§ **Task directions**:
Reproduce the listing below word for word, with no pictures.

Figure record listings
-------------------------
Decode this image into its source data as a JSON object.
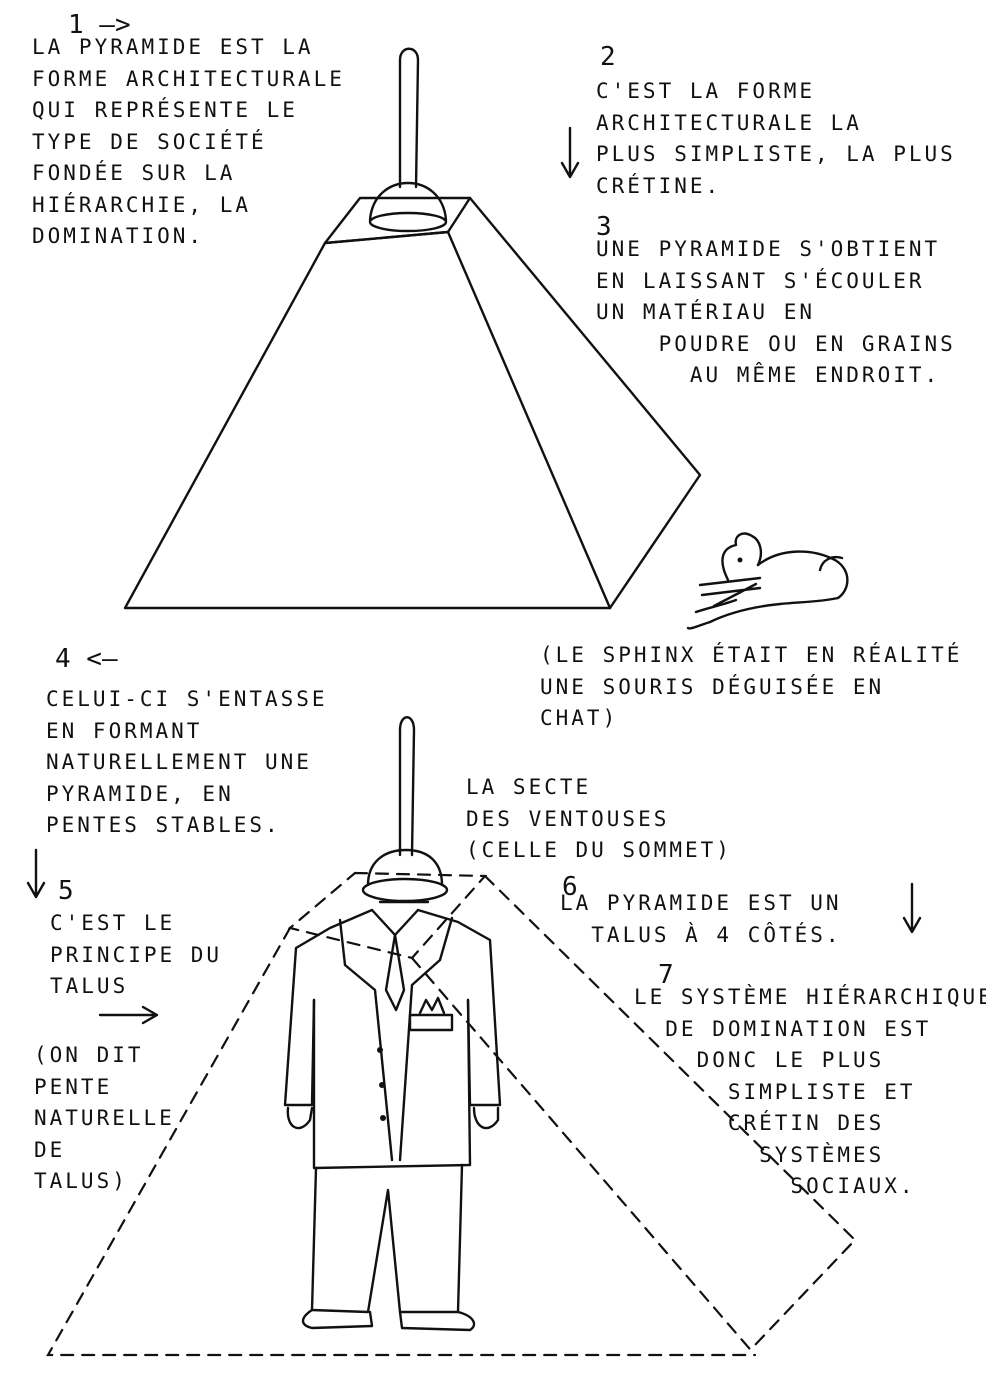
{
  "texts": {
    "n1": "1 —>",
    "t1": "La pyramide est la\nforme architecturale\nqui représente le\ntype de société\nfondée sur la\nhiérarchie, la\ndomination.",
    "n2": "2",
    "t2": "c'est la forme\narchitecturale la\nplus simpliste, la plus\ncrétine.",
    "n3": "3",
    "t3": "une pyramide s'obtient\nen laissant s'écouler\nun matériau en\n    poudre ou en grains\n      au même endroit.",
    "sphinx": "(le sphinx était en réalité\nune souris déguisée en\nchat)",
    "n4": "4 <—",
    "t4": "celui-ci s'entasse\nen formant\nnaturellement une\npyramide, en\npentes stables.",
    "secte": "la secte\ndes ventouses\n(celle du sommet)",
    "n5": "5",
    "t5": "c'est le\nprincipe du\ntalus",
    "talus": "(on dit\npente\nnaturelle\nde\ntalus)",
    "n6": "6",
    "t6": "la pyramide est un\n  talus à 4 côtés.",
    "n7": "7",
    "t7": "le système hiérarchique\n  de domination est\n    donc le plus\n      simpliste et\n      crétin des\n        systèmes\n          sociaux."
  },
  "icons": {
    "plunger_top": "plunger-icon",
    "mouse": "mouse-cat-sphinx-icon",
    "man": "man-with-plunger-head-icon",
    "arrows": "arrow-icon"
  }
}
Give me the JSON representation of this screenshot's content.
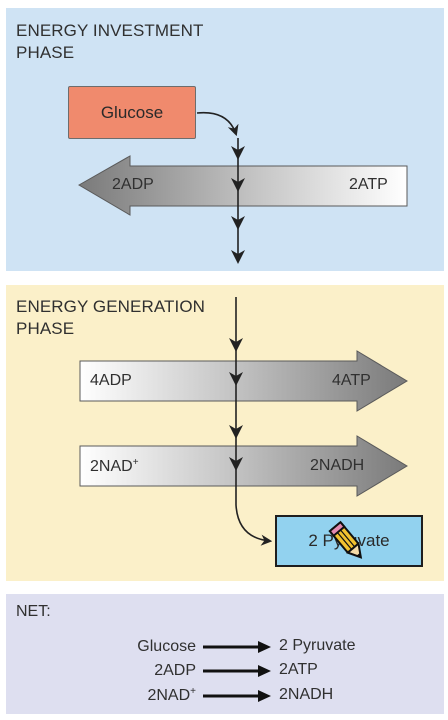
{
  "investment_phase": {
    "title": "ENERGY INVESTMENT\nPHASE",
    "input_box": "Glucose",
    "arrow_left_label": "2ADP",
    "arrow_right_label": "2ATP"
  },
  "generation_phase": {
    "title": "ENERGY GENERATION\nPHASE",
    "arrow1_left_label": "4ADP",
    "arrow1_right_label": "4ATP",
    "arrow2_left_label": "2NAD",
    "arrow2_left_sup": "+",
    "arrow2_right_label": "2NADH",
    "output_box": "2 Pyruvate"
  },
  "net": {
    "title": "NET:",
    "rows": [
      {
        "left": "Glucose",
        "left_sup": "",
        "right": "2 Pyruvate"
      },
      {
        "left": "2ADP",
        "left_sup": "",
        "right": "2ATP"
      },
      {
        "left": "2NAD",
        "left_sup": "+",
        "right": "2NADH"
      }
    ]
  },
  "colors": {
    "investment_panel": "#cfe3f4",
    "generation_panel": "#fbf0c9",
    "net_panel": "#dedff0",
    "glucose_box": "#f08a6d",
    "pyruvate_box": "#92d2ef",
    "arrow_dark": "#7a7a7a",
    "arrow_light": "#ffffff"
  },
  "icons": {
    "cursor": "pencil-cursor-icon"
  }
}
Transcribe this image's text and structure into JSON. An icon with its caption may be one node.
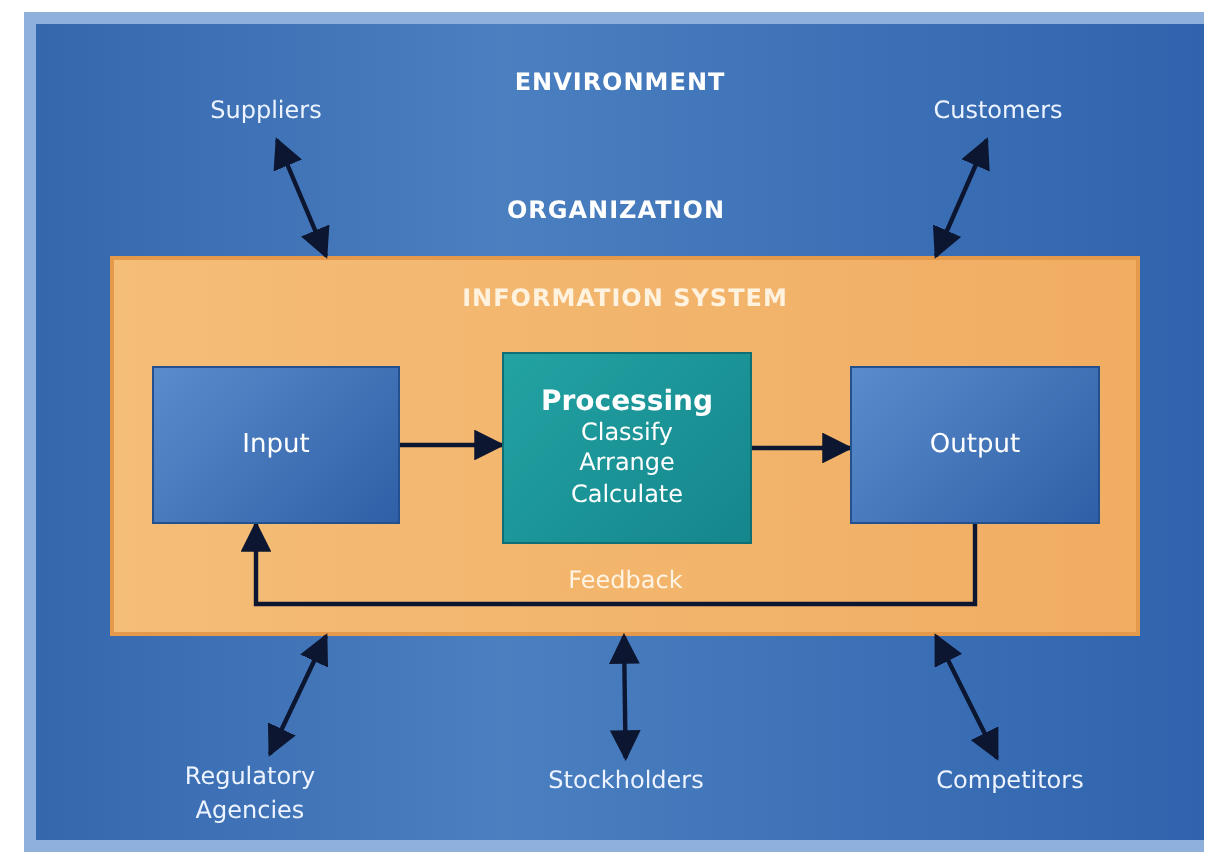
{
  "diagram": {
    "nodes": [
      {
        "text": [
          "ENVIRONMENT"
        ]
      },
      {
        "text": [
          "Suppliers"
        ],
        "in": 0
      },
      {
        "text": [
          "Customers"
        ],
        "in": 0
      },
      {
        "text": [
          "INFORMATION SYSTEM"
        ],
        "in": 0
      },
      {
        "text": [
          "Input"
        ],
        "in": 3
      },
      {
        "text": [
          "Processing",
          "Classify Arrange Calculate"
        ],
        "in": 3
      },
      {
        "text": [
          "Output"
        ],
        "in": 3
      },
      {
        "text": [
          "Regulatory Agencies"
        ],
        "in": 0
      },
      {
        "text": [
          "Stockholders"
        ],
        "in": 0
      },
      {
        "text": [
          "Competitors"
        ],
        "in": 0
      }
    ],
    "edges": [
      {
        "from": 1,
        "to": 3,
        "arrow": "both"
      },
      {
        "from": 2,
        "to": 3,
        "arrow": "both"
      },
      {
        "from": 4,
        "to": 5,
        "arrow": "to"
      },
      {
        "from": 5,
        "to": 6,
        "arrow": "to"
      },
      {
        "from": 6,
        "to": 4,
        "arrow": "to",
        "label": "Feedback"
      },
      {
        "from": 7,
        "to": 3,
        "arrow": "both"
      },
      {
        "from": 8,
        "to": 3,
        "arrow": "both"
      },
      {
        "from": 9,
        "to": 3,
        "arrow": "both"
      }
    ],
    "labels": [
      "ORGANIZATION"
    ]
  }
}
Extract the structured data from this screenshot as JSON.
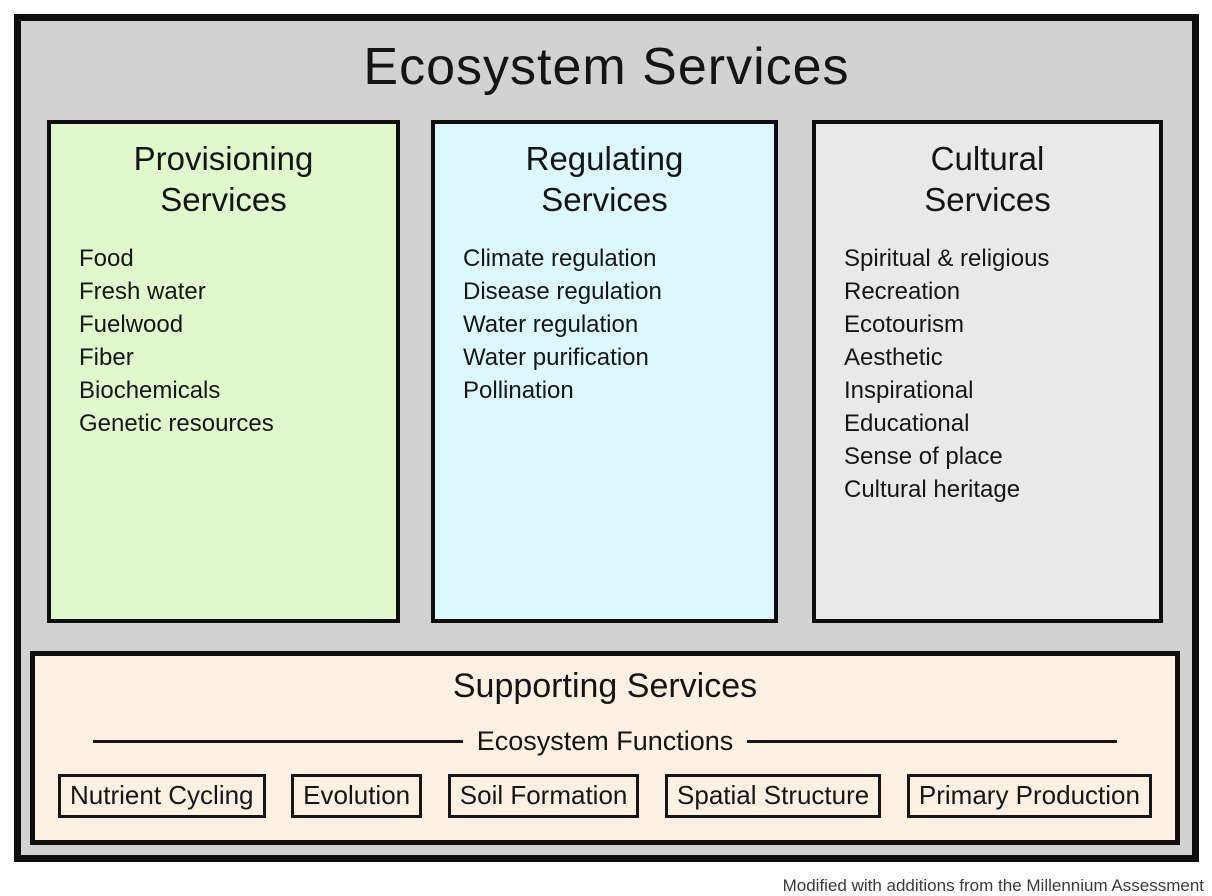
-------------------------
§ **The result**:
Decode this image into its source data as a JSON object.
{
  "texts": {
    "n1": "1 —>",
    "t1": "La pyramide est la\nforme architecturale\nqui représente le\ntype de société\nfondée sur la\nhiérarchie, la\ndomination.",
    "n2": "2",
    "t2": "c'est la forme\narchitecturale la\nplus simpliste, la plus\ncrétine.",
    "n3": "3",
    "t3": "une pyramide s'obtient\nen laissant s'écouler\nun matériau en\n    poudre ou en grains\n      au même endroit.",
    "sphinx": "(le sphinx était en réalité\nune souris déguisée en\nchat)",
    "n4": "4 <—",
    "t4": "celui-ci s'entasse\nen formant\nnaturellement une\npyramide, en\npentes stables.",
    "secte": "la secte\ndes ventouses\n(celle du sommet)",
    "n5": "5",
    "t5": "c'est le\nprincipe du\ntalus",
    "talus": "(on dit\npente\nnaturelle\nde\ntalus)",
    "n6": "6",
    "t6": "la pyramide est un\n  talus à 4 côtés.",
    "n7": "7",
    "t7": "le système hiérarchique\n  de domination est\n    donc le plus\n      simpliste et\n      crétin des\n        systèmes\n          sociaux."
  },
  "icons": {
    "plunger_top": "plunger-icon",
    "mouse": "mouse-cat-sphinx-icon",
    "man": "man-with-plunger-head-icon",
    "arrows": "arrow-icon"
  }
}
Give me the JSON representation of this screenshot's content.
{
  "investment_phase": {
    "title": "ENERGY INVESTMENT\nPHASE",
    "input_box": "Glucose",
    "arrow_left_label": "2ADP",
    "arrow_right_label": "2ATP"
  },
  "generation_phase": {
    "title": "ENERGY GENERATION\nPHASE",
    "arrow1_left_label": "4ADP",
    "arrow1_right_label": "4ATP",
    "arrow2_left_label": "2NAD",
    "arrow2_left_sup": "+",
    "arrow2_right_label": "2NADH",
    "output_box": "2 Pyruvate"
  },
  "net": {
    "title": "NET:",
    "rows": [
      {
        "left": "Glucose",
        "left_sup": "",
        "right": "2 Pyruvate"
      },
      {
        "left": "2ADP",
        "left_sup": "",
        "right": "2ATP"
      },
      {
        "left": "2NAD",
        "left_sup": "+",
        "right": "2NADH"
      }
    ]
  },
  "colors": {
    "investment_panel": "#cfe3f4",
    "generation_panel": "#fbf0c9",
    "net_panel": "#dedff0",
    "glucose_box": "#f08a6d",
    "pyruvate_box": "#92d2ef",
    "arrow_dark": "#7a7a7a",
    "arrow_light": "#ffffff"
  },
  "icons": {
    "cursor": "pencil-cursor-icon"
  }
}
Transcribe this image's text and structure into JSON. An icon with its caption may be one node.
{
  "diagram": {
    "nodes": [
      {
        "text": [
          "ENVIRONMENT"
        ]
      },
      {
        "text": [
          "Suppliers"
        ],
        "in": 0
      },
      {
        "text": [
          "Customers"
        ],
        "in": 0
      },
      {
        "text": [
          "INFORMATION SYSTEM"
        ],
        "in": 0
      },
      {
        "text": [
          "Input"
        ],
        "in": 3
      },
      {
        "text": [
          "Processing",
          "Classify Arrange Calculate"
        ],
        "in": 3
      },
      {
        "text": [
          "Output"
        ],
        "in": 3
      },
      {
        "text": [
          "Regulatory Agencies"
        ],
        "in": 0
      },
      {
        "text": [
          "Stockholders"
        ],
        "in": 0
      },
      {
        "text": [
          "Competitors"
        ],
        "in": 0
      }
    ],
    "edges": [
      {
        "from": 1,
        "to": 3,
        "arrow": "both"
      },
      {
        "from": 2,
        "to": 3,
        "arrow": "both"
      },
      {
        "from": 4,
        "to": 5,
        "arrow": "to"
      },
      {
        "from": 5,
        "to": 6,
        "arrow": "to"
      },
      {
        "from": 6,
        "to": 4,
        "arrow": "to",
        "label": "Feedback"
      },
      {
        "from": 7,
        "to": 3,
        "arrow": "both"
      },
      {
        "from": 8,
        "to": 3,
        "arrow": "both"
      },
      {
        "from": 9,
        "to": 3,
        "arrow": "both"
      }
    ],
    "labels": [
      "ORGANIZATION"
    ]
  }
}
Extract the structured data from this screenshot as JSON.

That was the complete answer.